Material provided
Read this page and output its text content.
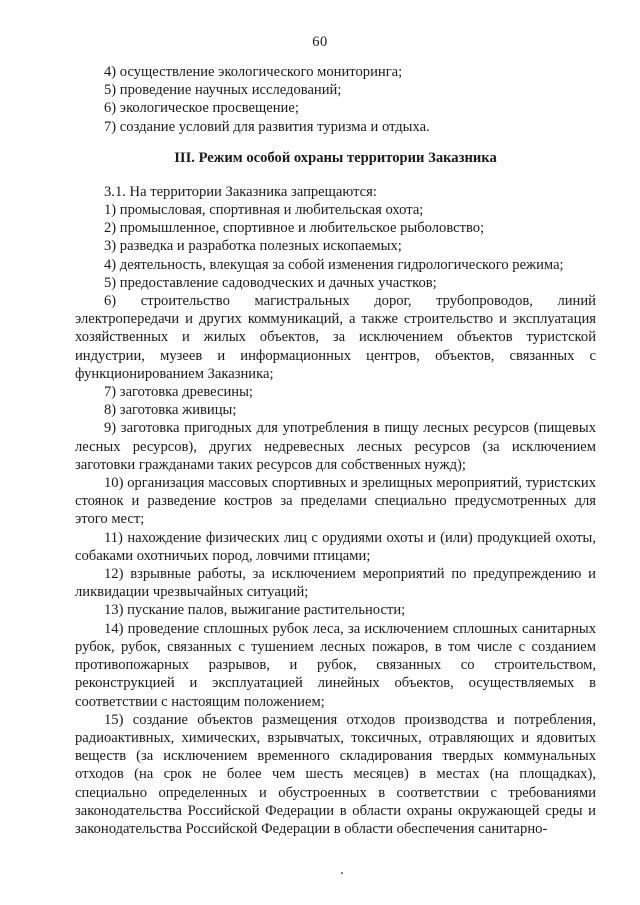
60

4) осуществление экологического мониторинга;

5) проведение научных исследований;

6) экологическое просвещение;

7) создание условий для развития туризма и отдыха.

III. Режим особой охраны территории Заказника

3.1. На территории Заказника запрещаются:

1) промысловая, спортивная и любительская охота;

2) промышленное, спортивное и любительское рыболовство;

3) разведка и разработка полезных ископаемых;

4) деятельность, влекущая за собой изменения гидрологического режима;

5) предоставление садоводческих и дачных участков;

6) строительство магистральных дорог, трубопроводов, линий электропередачи и других коммуникаций, а также строительство и эксплуатация хозяйственных и жилых объектов, за исключением объектов туристской индустрии, музеев и информационных центров, объектов, связанных с функционированием Заказника;

7) заготовка древесины;

8) заготовка живицы;

9) заготовка пригодных для употребления в пищу лесных ресурсов (пищевых лесных ресурсов), других недревесных лесных ресурсов (за исключением заготовки гражданами таких ресурсов для собственных нужд);

10) организация массовых спортивных и зрелищных мероприятий, туристских стоянок и разведение костров за пределами специально предусмотренных для этого мест;

11) нахождение физических лиц с орудиями охоты и (или) продукцией охоты, собаками охотничьих пород, ловчими птицами;

12) взрывные работы, за исключением мероприятий по предупреждению и ликвидации чрезвычайных ситуаций;

13) пускание палов, выжигание растительности;

14) проведение сплошных рубок леса, за исключением сплошных санитарных рубок, рубок, связанных с тушением лесных пожаров, в том числе с созданием противопожарных разрывов, и рубок, связанных со строительством, реконструкцией и эксплуатацией линейных объектов, осуществляемых в соответствии с настоящим положением;

15) создание объектов размещения отходов производства и потребления, радиоактивных, химических, взрывчатых, токсичных, отравляющих и ядовитых веществ (за исключением временного складирования твердых коммунальных отходов (на срок не более чем шесть месяцев) в местах (на площадках), специально определенных и обустроенных в соответствии с требованиями законодательства Российской Федерации в области охраны окружающей среды и законодательства Российской Федерации в области обеспечения санитарно-
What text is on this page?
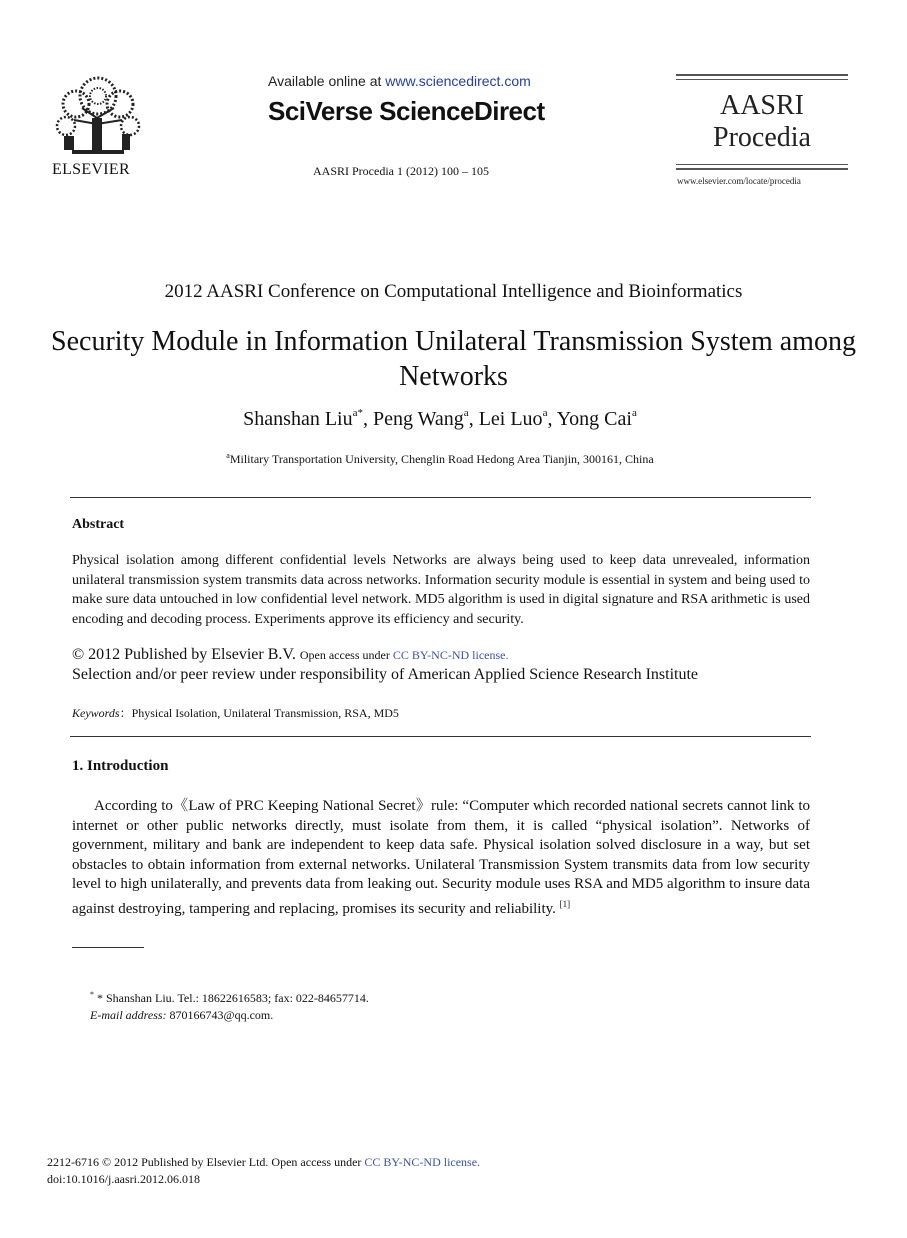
ELSEVIER
Available online at www.sciencedirect.com
SciVerse ScienceDirect
AASRI Procedia 1 (2012) 100 – 105
AASRI
Procedia
www.elsevier.com/locate/procedia
2012 AASRI Conference on Computational Intelligence and Bioinformatics
Security Module in Information Unilateral Transmission System among Networks
Shanshan Liu$^{a*}$, Peng Wang$^a$, Lei Luo$^a$, Yong Cai$^a$
$^a$Military Transportation University, Chenglin Road Hedong Area Tianjin, 300161, China
Abstract
Physical isolation among different confidential levels Networks are always being used to keep data unrevealed, information unilateral transmission system transmits data across networks. Information security module is essential in system and being used to make sure data untouched in low confidential level network. MD5 algorithm is used in digital signature and RSA arithmetic is used encoding and decoding process. Experiments approve its efficiency and security.
© 2012 Published by Elsevier B.V. Open access under CC BY-NC-ND license.
Selection and/or peer review under responsibility of American Applied Science Research Institute
Keywords：Physical Isolation, Unilateral Transmission, RSA, MD5
1. Introduction

According to《Law of PRC Keeping National Secret》rule: “Computer which recorded national secrets cannot link to internet or other public networks directly, must isolate from them, it is called “physical isolation”. Networks of government, military and bank are independent to keep data safe. Physical isolation solved disclosure in a way, but set obstacles to obtain information from external networks. Unilateral Transmission System transmits data from low security level to high unilaterally, and prevents data from leaking out. Security module uses RSA and MD5 algorithm to insure data against destroying, tampering and replacing, promises its security and reliability. [1]

* * Shanshan Liu. Tel.: 18622616583; fax: 022-84657714.
E-mail address: 870166743@qq.com.
2212-6716 © 2012 Published by Elsevier Ltd. Open access under CC BY-NC-ND license.
doi:10.1016/j.aasri.2012.06.018
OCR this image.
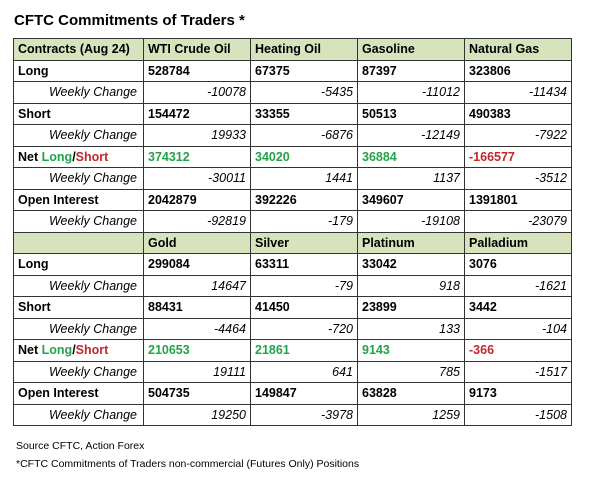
CFTC Commitments of Traders *
Contracts (Aug 24)	WTI Crude Oil	Heating Oil	Gasoline	Natural Gas
Long	528784	67375	87397	323806
Weekly Change	-10078	-5435	-11012	-11434
Short	154472	33355	50513	490383
Weekly Change	19933	-6876	-12149	-7922
Net Long/Short	374312	34020	36884	-166577
Weekly Change	-30011	1441	1137	-3512
Open Interest	2042879	392226	349607	1391801
Weekly Change	-92819	-179	-19108	-23079
	Gold	Silver	Platinum	Palladium
Long	299084	63311	33042	3076
Weekly Change	14647	-79	918	-1621
Short	88431	41450	23899	3442
Weekly Change	-4464	-720	133	-104
Net Long/Short	210653	21861	9143	-366
Weekly Change	19111	641	785	-1517
Open Interest	504735	149847	63828	9173
Weekly Change	19250	-3978	1259	-1508
Source CFTC, Action Forex
*CFTC Commitments of Traders non-commercial (Futures Only) Positions
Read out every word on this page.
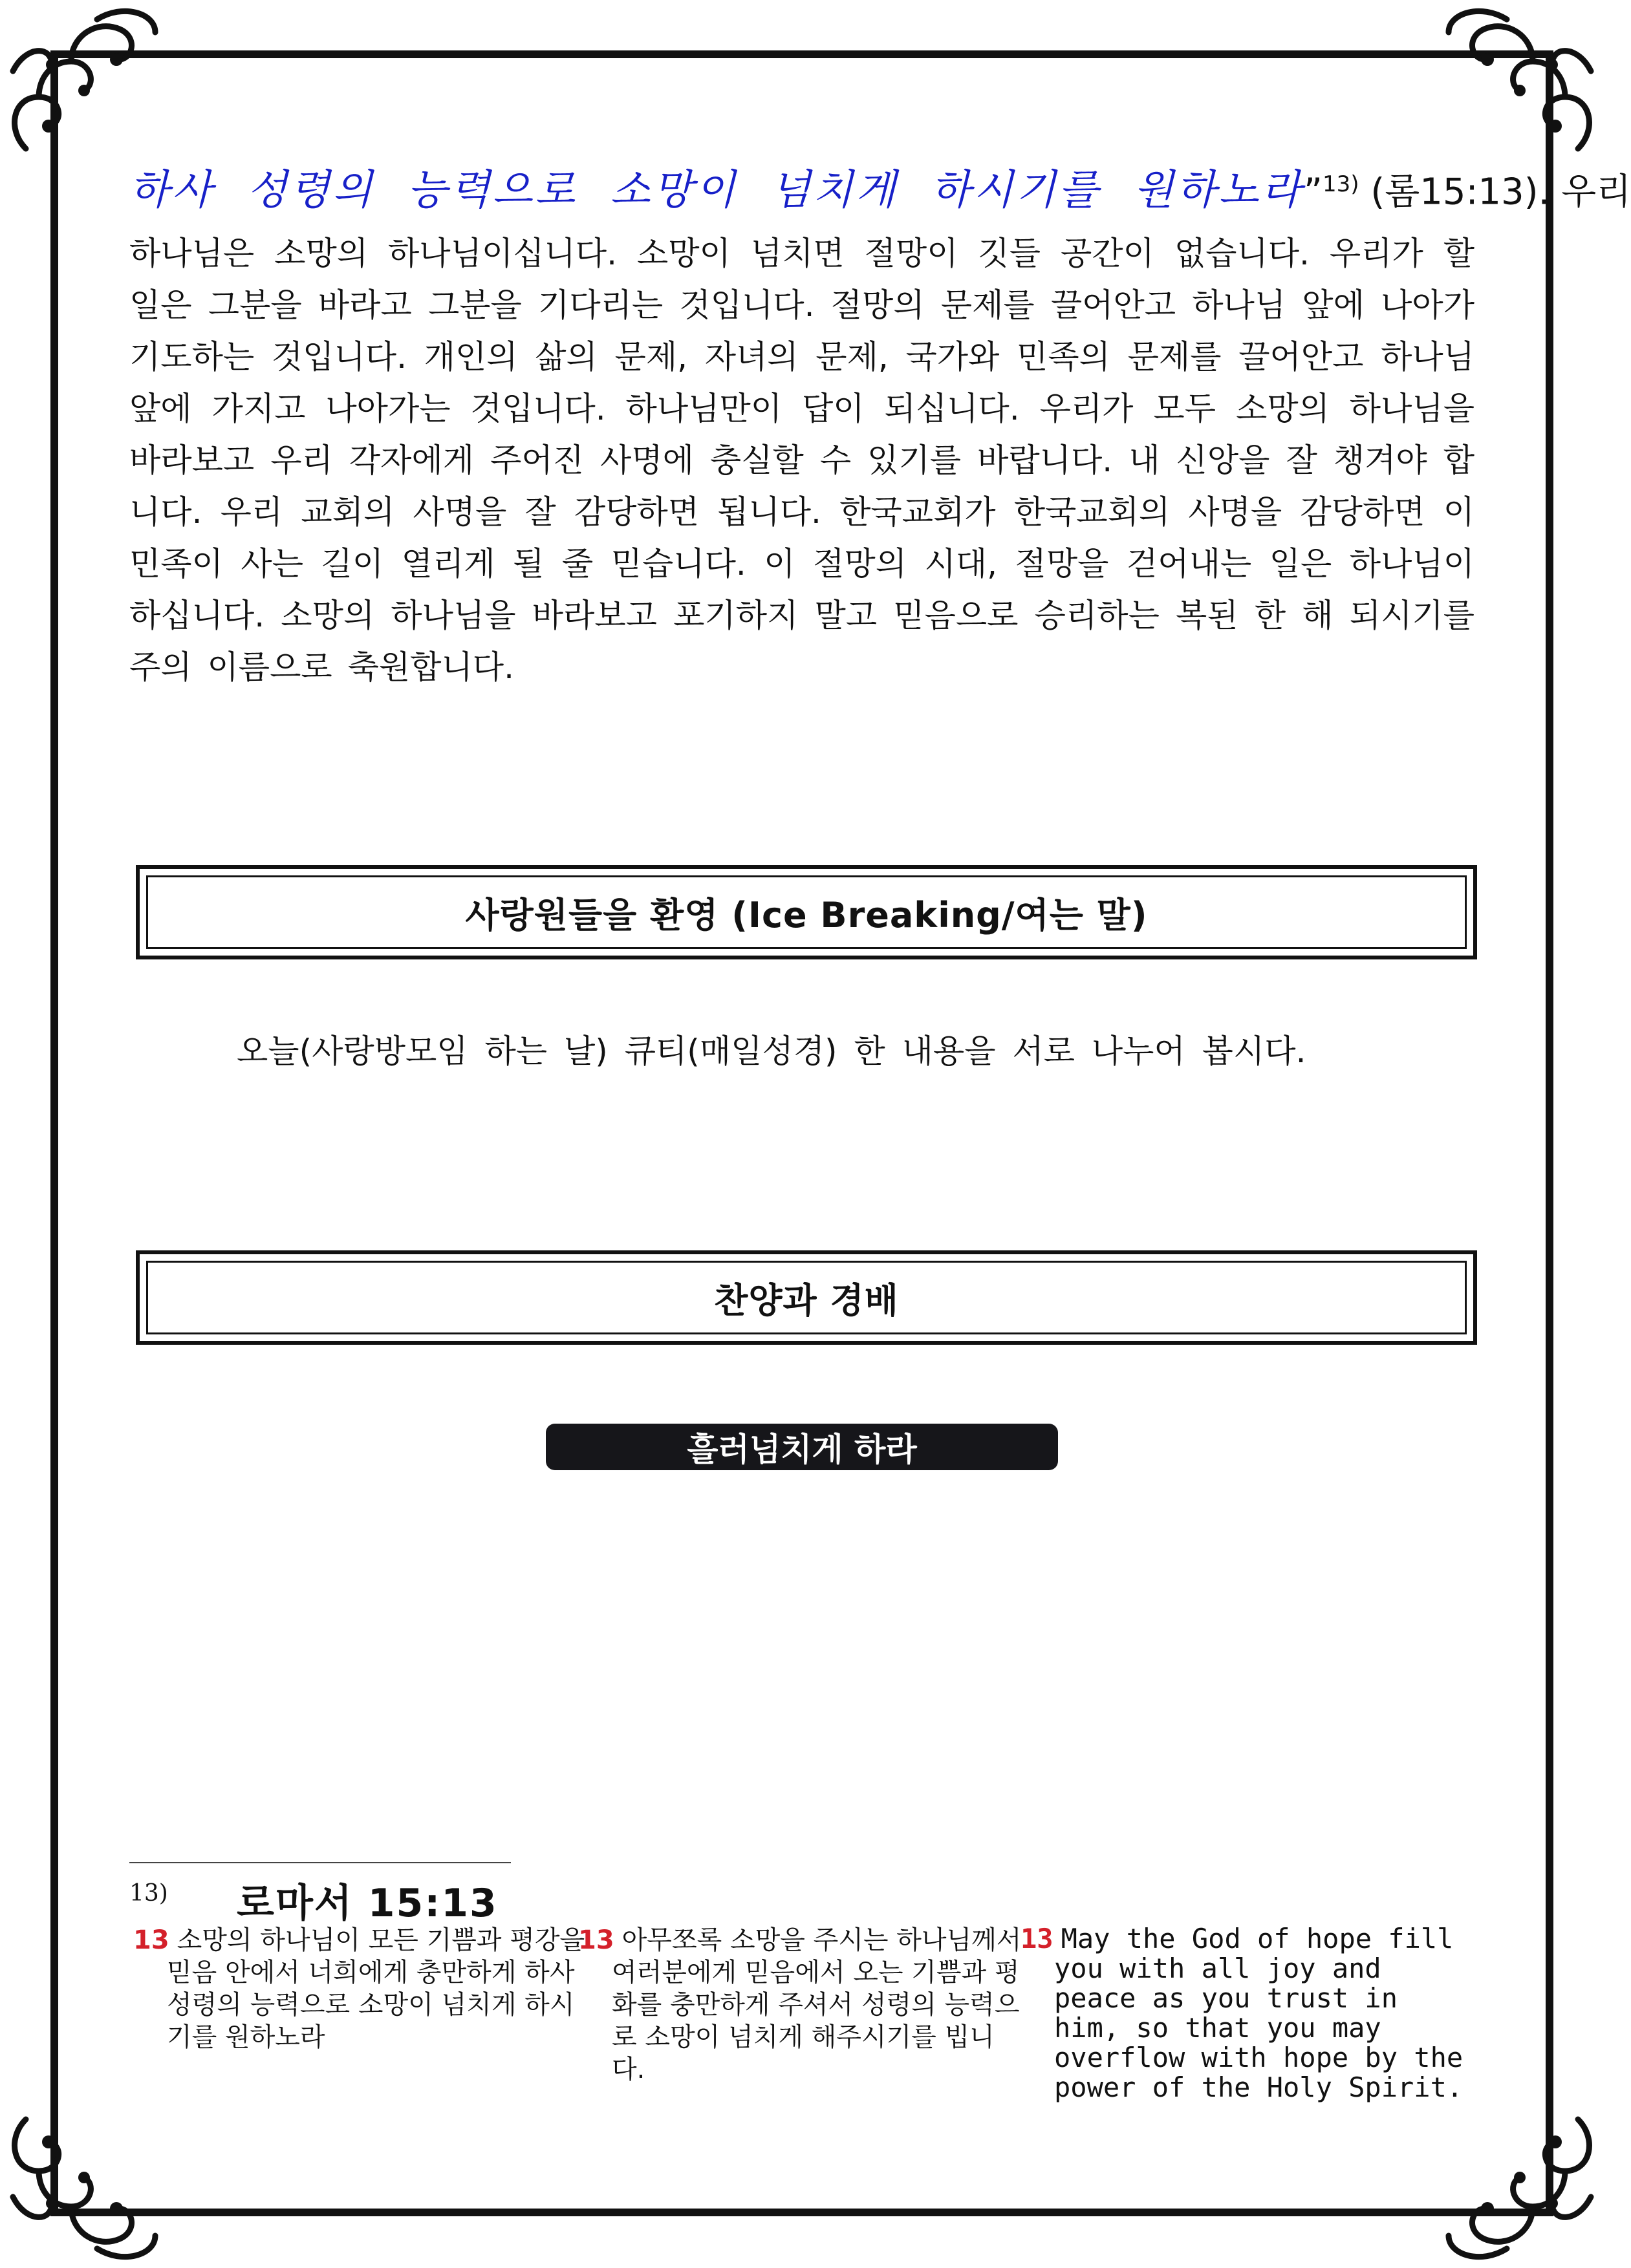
하사 성령의 능력으로 소망이 넘치게 하시기를 원하노라”$^{13)}$ (롬15:13). 우리
하나님은 소망의 하나님이십니다. 소망이 넘치면 절망이 깃들 공간이 없습니다. 우리가 할 일은 그분을 바라고 그분을 기다리는 것입니다. 절망의 문제를 끌어안고 하나님 앞에 나아가 기도하는 것입니다. 개인의 삶의 문제, 자녀의 문제, 국가와 민족의 문제를 끌어안고 하나님 앞에 가지고 나아가는 것입니다. 하나님만이 답이 되십니다. 우리가 모두 소망의 하나님을 바라보고 우리 각자에게 주어진 사명에 충실할 수 있기를 바랍니다. 내 신앙을 잘 챙겨야 합니다. 우리 교회의 사명을 잘 감당하면 됩니다. 한국교회가 한국교회의 사명을 감당하면 이 민족이 사는 길이 열리게 될 줄 믿습니다. 이 절망의 시대, 절망을 걷어내는 일은 하나님이 하십니다. 소망의 하나님을 바라보고 포기하지 말고 믿음으로 승리하는 복된 한 해 되시기를 주의 이름으로 축원합니다.
사랑원들을 환영 (Ice Breaking/여는 말)
오늘(사랑방모임 하는 날) 큐티(매일성경) 한 내용을 서로 나누어 봅시다.
찬양과 경배
흘러넘치게 하라
13) 로마서 15:13
13 소망의 하나님이 모든 기쁨과 평강을 믿음 안에서 너희에게 충만하게 하사 성령의 능력으로 소망이 넘치게 하시기를 원하노라
13 아무쪼록 소망을 주시는 하나님께서 여러분에게 믿음에서 오는 기쁨과 평화를 충만하게 주셔서 성령의 능력으로 소망이 넘치게 해주시기를 빕니다.
13 May the God of hope fill you with all joy and peace as you trust in him, so that you may overflow with hope by the power of the Holy Spirit.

Instructions to follow
Copy all lines from the data that hold the word "Weekly".

Full output
Weekly Change	-10078	-5435	-11012	-11434
Weekly Change	19933	-6876	-12149	-7922
Weekly Change	-30011	1441	1137	-3512
Weekly Change	-92819	-179	-19108	-23079
Weekly Change	14647	-79	918	-1621
Weekly Change	-4464	-720	133	-104
Weekly Change	19111	641	785	-1517
Weekly Change	19250	-3978	1259	-1508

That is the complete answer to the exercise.